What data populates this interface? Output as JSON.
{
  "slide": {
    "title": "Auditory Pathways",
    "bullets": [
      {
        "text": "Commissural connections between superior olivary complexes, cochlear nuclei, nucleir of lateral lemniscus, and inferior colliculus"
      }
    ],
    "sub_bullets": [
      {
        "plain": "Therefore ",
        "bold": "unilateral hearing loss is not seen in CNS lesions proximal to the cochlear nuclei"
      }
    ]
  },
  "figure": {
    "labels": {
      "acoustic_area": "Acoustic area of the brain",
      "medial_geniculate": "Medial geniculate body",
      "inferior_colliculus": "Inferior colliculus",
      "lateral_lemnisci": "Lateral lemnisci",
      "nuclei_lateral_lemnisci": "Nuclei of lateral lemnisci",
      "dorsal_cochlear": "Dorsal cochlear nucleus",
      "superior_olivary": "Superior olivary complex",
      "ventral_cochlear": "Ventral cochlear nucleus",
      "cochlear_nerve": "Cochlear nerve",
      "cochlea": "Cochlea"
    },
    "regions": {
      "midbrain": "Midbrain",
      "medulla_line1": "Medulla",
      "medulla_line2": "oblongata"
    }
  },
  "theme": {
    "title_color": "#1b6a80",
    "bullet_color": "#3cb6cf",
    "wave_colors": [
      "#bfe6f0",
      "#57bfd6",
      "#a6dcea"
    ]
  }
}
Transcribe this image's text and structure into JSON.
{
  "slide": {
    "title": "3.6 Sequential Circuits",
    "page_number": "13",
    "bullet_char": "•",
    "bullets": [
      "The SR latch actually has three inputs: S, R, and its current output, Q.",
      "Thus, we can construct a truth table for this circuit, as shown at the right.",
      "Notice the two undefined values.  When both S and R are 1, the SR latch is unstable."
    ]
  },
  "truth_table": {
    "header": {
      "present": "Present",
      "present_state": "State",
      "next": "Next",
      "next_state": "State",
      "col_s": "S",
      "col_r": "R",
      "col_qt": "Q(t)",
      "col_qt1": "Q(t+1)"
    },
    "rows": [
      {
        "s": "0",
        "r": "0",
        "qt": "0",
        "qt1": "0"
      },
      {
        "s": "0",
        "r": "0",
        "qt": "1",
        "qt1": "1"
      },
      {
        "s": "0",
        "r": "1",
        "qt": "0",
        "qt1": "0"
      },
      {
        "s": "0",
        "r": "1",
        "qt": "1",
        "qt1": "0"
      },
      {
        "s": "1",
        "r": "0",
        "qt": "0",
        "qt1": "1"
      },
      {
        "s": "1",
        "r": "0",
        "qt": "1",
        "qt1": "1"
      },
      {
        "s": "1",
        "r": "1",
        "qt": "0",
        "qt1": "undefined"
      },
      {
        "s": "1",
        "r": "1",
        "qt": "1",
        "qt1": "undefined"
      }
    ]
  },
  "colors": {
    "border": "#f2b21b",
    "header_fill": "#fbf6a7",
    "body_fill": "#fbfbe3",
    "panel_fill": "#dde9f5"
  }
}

▶ [To do]: Everything from the line containing "Transcribe this image's" to the end of the data above should be quoted exactly, please, both ends included, and nothing outside that span.

▶ [Final result]:
Transcribe this image's text and structure into JSON.
{
  "slide": {
    "title": "3.6 Sequential Circuits",
    "page_number": "13",
    "bullet_char": "•",
    "bullets": [
      "The SR latch actually has three inputs: S, R, and its current output, Q.",
      "Thus, we can construct a truth table for this circuit, as shown at the right.",
      "Notice the two undefined values.  When both S and R are 1, the SR latch is unstable."
    ]
  },
  "truth_table": {
    "header": {
      "present": "Present",
      "present_state": "State",
      "next": "Next",
      "next_state": "State",
      "col_s": "S",
      "col_r": "R",
      "col_qt": "Q(t)",
      "col_qt1": "Q(t+1)"
    },
    "rows": [
      {
        "s": "0",
        "r": "0",
        "qt": "0",
        "qt1": "0"
      },
      {
        "s": "0",
        "r": "0",
        "qt": "1",
        "qt1": "1"
      },
      {
        "s": "0",
        "r": "1",
        "qt": "0",
        "qt1": "0"
      },
      {
        "s": "0",
        "r": "1",
        "qt": "1",
        "qt1": "0"
      },
      {
        "s": "1",
        "r": "0",
        "qt": "0",
        "qt1": "1"
      },
      {
        "s": "1",
        "r": "0",
        "qt": "1",
        "qt1": "1"
      },
      {
        "s": "1",
        "r": "1",
        "qt": "0",
        "qt1": "undefined"
      },
      {
        "s": "1",
        "r": "1",
        "qt": "1",
        "qt1": "undefined"
      }
    ]
  },
  "colors": {
    "border": "#f2b21b",
    "header_fill": "#fbf6a7",
    "body_fill": "#fbfbe3",
    "panel_fill": "#dde9f5"
  }
}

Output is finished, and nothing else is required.